Task details: Repeat the entire listing exactly as written.

[Figure collection entries]
>>>

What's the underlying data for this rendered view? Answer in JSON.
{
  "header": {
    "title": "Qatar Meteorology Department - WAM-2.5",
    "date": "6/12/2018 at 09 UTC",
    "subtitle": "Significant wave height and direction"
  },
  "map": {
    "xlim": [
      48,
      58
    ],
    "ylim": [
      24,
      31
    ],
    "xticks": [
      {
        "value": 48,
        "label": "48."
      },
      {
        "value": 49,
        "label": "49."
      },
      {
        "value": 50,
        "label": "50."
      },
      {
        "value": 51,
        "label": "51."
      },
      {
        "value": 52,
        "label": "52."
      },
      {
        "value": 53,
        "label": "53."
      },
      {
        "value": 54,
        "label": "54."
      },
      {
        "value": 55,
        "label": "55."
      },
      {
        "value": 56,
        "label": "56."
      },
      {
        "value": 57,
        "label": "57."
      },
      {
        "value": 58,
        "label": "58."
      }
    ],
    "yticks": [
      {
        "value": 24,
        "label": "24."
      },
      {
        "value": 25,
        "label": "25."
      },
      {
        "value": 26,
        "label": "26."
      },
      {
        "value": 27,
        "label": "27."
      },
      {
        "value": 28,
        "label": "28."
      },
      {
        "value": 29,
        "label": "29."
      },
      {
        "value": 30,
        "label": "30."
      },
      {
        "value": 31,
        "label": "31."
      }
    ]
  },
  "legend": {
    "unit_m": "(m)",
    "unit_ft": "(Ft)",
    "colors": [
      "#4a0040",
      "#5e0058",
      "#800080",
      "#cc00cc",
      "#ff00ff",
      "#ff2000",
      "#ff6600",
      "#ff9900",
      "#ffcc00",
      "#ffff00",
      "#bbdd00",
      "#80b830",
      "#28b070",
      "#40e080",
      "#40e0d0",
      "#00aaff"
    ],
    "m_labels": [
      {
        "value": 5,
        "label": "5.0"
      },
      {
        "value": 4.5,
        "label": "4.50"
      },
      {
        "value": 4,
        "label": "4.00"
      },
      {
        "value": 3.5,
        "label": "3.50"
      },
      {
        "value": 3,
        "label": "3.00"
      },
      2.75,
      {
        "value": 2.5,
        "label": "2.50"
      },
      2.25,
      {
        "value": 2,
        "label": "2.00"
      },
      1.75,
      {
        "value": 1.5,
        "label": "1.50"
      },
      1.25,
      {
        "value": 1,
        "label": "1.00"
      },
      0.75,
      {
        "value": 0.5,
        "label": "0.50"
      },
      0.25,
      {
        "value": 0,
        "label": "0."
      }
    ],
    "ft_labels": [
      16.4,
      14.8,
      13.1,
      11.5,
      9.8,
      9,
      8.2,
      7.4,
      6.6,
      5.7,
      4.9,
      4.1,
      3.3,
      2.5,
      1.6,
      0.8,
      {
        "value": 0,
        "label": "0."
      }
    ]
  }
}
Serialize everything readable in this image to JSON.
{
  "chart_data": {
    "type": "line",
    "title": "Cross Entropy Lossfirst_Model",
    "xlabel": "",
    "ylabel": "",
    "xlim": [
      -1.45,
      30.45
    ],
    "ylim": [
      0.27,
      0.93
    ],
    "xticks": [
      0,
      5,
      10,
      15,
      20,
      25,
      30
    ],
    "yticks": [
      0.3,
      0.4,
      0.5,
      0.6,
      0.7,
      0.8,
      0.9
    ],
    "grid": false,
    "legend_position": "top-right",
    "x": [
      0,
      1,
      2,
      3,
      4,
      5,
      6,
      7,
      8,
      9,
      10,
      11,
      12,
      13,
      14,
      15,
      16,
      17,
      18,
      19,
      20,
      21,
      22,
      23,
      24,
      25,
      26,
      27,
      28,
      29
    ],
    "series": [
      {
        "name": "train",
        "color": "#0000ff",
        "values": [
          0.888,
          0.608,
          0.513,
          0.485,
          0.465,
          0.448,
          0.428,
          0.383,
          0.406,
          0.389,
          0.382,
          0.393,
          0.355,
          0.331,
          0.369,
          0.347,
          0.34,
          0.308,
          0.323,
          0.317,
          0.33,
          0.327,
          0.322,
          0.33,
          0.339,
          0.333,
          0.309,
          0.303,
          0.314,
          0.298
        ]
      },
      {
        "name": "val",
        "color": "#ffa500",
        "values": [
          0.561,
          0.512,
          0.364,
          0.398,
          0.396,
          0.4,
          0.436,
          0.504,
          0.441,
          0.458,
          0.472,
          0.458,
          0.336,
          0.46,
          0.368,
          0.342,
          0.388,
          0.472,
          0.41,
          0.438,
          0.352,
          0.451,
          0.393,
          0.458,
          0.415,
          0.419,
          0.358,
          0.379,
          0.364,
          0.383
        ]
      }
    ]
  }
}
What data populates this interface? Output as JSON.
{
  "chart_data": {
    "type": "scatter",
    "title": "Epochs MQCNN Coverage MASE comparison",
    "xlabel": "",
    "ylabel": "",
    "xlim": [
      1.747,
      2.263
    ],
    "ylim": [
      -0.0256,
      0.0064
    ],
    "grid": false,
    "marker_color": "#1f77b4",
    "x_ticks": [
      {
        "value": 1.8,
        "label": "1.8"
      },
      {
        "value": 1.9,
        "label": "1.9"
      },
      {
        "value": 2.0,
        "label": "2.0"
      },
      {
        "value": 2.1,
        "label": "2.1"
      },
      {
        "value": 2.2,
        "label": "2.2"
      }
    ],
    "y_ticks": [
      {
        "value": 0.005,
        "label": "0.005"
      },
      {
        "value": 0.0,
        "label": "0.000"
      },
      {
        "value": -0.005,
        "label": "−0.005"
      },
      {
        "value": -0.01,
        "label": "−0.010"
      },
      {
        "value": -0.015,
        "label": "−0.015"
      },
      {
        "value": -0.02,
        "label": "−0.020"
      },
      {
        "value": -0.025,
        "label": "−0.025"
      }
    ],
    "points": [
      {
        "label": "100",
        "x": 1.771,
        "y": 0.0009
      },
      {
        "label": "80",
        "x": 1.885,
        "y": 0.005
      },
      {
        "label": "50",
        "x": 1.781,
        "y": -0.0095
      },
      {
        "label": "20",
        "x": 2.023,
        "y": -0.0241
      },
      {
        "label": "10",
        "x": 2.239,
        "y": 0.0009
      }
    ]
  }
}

<<<

Response to this task:
What's the underlying data for this rendered view? Answer in JSON.
{
  "header": {
    "title": "Qatar Meteorology Department - WAM-2.5",
    "date": "6/12/2018 at 09 UTC",
    "subtitle": "Significant wave height and direction"
  },
  "map": {
    "xlim": [
      48,
      58
    ],
    "ylim": [
      24,
      31
    ],
    "xticks": [
      {
        "value": 48,
        "label": "48."
      },
      {
        "value": 49,
        "label": "49."
      },
      {
        "value": 50,
        "label": "50."
      },
      {
        "value": 51,
        "label": "51."
      },
      {
        "value": 52,
        "label": "52."
      },
      {
        "value": 53,
        "label": "53."
      },
      {
        "value": 54,
        "label": "54."
      },
      {
        "value": 55,
        "label": "55."
      },
      {
        "value": 56,
        "label": "56."
      },
      {
        "value": 57,
        "label": "57."
      },
      {
        "value": 58,
        "label": "58."
      }
    ],
    "yticks": [
      {
        "value": 24,
        "label": "24."
      },
      {
        "value": 25,
        "label": "25."
      },
      {
        "value": 26,
        "label": "26."
      },
      {
        "value": 27,
        "label": "27."
      },
      {
        "value": 28,
        "label": "28."
      },
      {
        "value": 29,
        "label": "29."
      },
      {
        "value": 30,
        "label": "30."
      },
      {
        "value": 31,
        "label": "31."
      }
    ]
  },
  "legend": {
    "unit_m": "(m)",
    "unit_ft": "(Ft)",
    "colors": [
      "#4a0040",
      "#5e0058",
      "#800080",
      "#cc00cc",
      "#ff00ff",
      "#ff2000",
      "#ff6600",
      "#ff9900",
      "#ffcc00",
      "#ffff00",
      "#bbdd00",
      "#80b830",
      "#28b070",
      "#40e080",
      "#40e0d0",
      "#00aaff"
    ],
    "m_labels": [
      {
        "value": 5,
        "label": "5.0"
      },
      {
        "value": 4.5,
        "label": "4.50"
      },
      {
        "value": 4,
        "label": "4.00"
      },
      {
        "value": 3.5,
        "label": "3.50"
      },
      {
        "value": 3,
        "label": "3.00"
      },
      2.75,
      {
        "value": 2.5,
        "label": "2.50"
      },
      2.25,
      {
        "value": 2,
        "label": "2.00"
      },
      1.75,
      {
        "value": 1.5,
        "label": "1.50"
      },
      1.25,
      {
        "value": 1,
        "label": "1.00"
      },
      0.75,
      {
        "value": 0.5,
        "label": "0.50"
      },
      0.25,
      {
        "value": 0,
        "label": "0."
      }
    ],
    "ft_labels": [
      16.4,
      14.8,
      13.1,
      11.5,
      9.8,
      9,
      8.2,
      7.4,
      6.6,
      5.7,
      4.9,
      4.1,
      3.3,
      2.5,
      1.6,
      0.8,
      {
        "value": 0,
        "label": "0."
      }
    ]
  }
}
Serialize everything readable in this image to JSON.
{
  "chart_data": {
    "type": "line",
    "title": "Cross Entropy Lossfirst_Model",
    "xlabel": "",
    "ylabel": "",
    "xlim": [
      -1.45,
      30.45
    ],
    "ylim": [
      0.27,
      0.93
    ],
    "xticks": [
      0,
      5,
      10,
      15,
      20,
      25,
      30
    ],
    "yticks": [
      0.3,
      0.4,
      0.5,
      0.6,
      0.7,
      0.8,
      0.9
    ],
    "grid": false,
    "legend_position": "top-right",
    "x": [
      0,
      1,
      2,
      3,
      4,
      5,
      6,
      7,
      8,
      9,
      10,
      11,
      12,
      13,
      14,
      15,
      16,
      17,
      18,
      19,
      20,
      21,
      22,
      23,
      24,
      25,
      26,
      27,
      28,
      29
    ],
    "series": [
      {
        "name": "train",
        "color": "#0000ff",
        "values": [
          0.888,
          0.608,
          0.513,
          0.485,
          0.465,
          0.448,
          0.428,
          0.383,
          0.406,
          0.389,
          0.382,
          0.393,
          0.355,
          0.331,
          0.369,
          0.347,
          0.34,
          0.308,
          0.323,
          0.317,
          0.33,
          0.327,
          0.322,
          0.33,
          0.339,
          0.333,
          0.309,
          0.303,
          0.314,
          0.298
        ]
      },
      {
        "name": "val",
        "color": "#ffa500",
        "values": [
          0.561,
          0.512,
          0.364,
          0.398,
          0.396,
          0.4,
          0.436,
          0.504,
          0.441,
          0.458,
          0.472,
          0.458,
          0.336,
          0.46,
          0.368,
          0.342,
          0.388,
          0.472,
          0.41,
          0.438,
          0.352,
          0.451,
          0.393,
          0.458,
          0.415,
          0.419,
          0.358,
          0.379,
          0.364,
          0.383
        ]
      }
    ]
  }
}
What data populates this interface? Output as JSON.
{
  "chart_data": {
    "type": "scatter",
    "title": "Epochs MQCNN Coverage MASE comparison",
    "xlabel": "",
    "ylabel": "",
    "xlim": [
      1.747,
      2.263
    ],
    "ylim": [
      -0.0256,
      0.0064
    ],
    "grid": false,
    "marker_color": "#1f77b4",
    "x_ticks": [
      {
        "value": 1.8,
        "label": "1.8"
      },
      {
        "value": 1.9,
        "label": "1.9"
      },
      {
        "value": 2.0,
        "label": "2.0"
      },
      {
        "value": 2.1,
        "label": "2.1"
      },
      {
        "value": 2.2,
        "label": "2.2"
      }
    ],
    "y_ticks": [
      {
        "value": 0.005,
        "label": "0.005"
      },
      {
        "value": 0.0,
        "label": "0.000"
      },
      {
        "value": -0.005,
        "label": "−0.005"
      },
      {
        "value": -0.01,
        "label": "−0.010"
      },
      {
        "value": -0.015,
        "label": "−0.015"
      },
      {
        "value": -0.02,
        "label": "−0.020"
      },
      {
        "value": -0.025,
        "label": "−0.025"
      }
    ],
    "points": [
      {
        "label": "100",
        "x": 1.771,
        "y": 0.0009
      },
      {
        "label": "80",
        "x": 1.885,
        "y": 0.005
      },
      {
        "label": "50",
        "x": 1.781,
        "y": -0.0095
      },
      {
        "label": "20",
        "x": 2.023,
        "y": -0.0241
      },
      {
        "label": "10",
        "x": 2.239,
        "y": 0.0009
      }
    ]
  }
}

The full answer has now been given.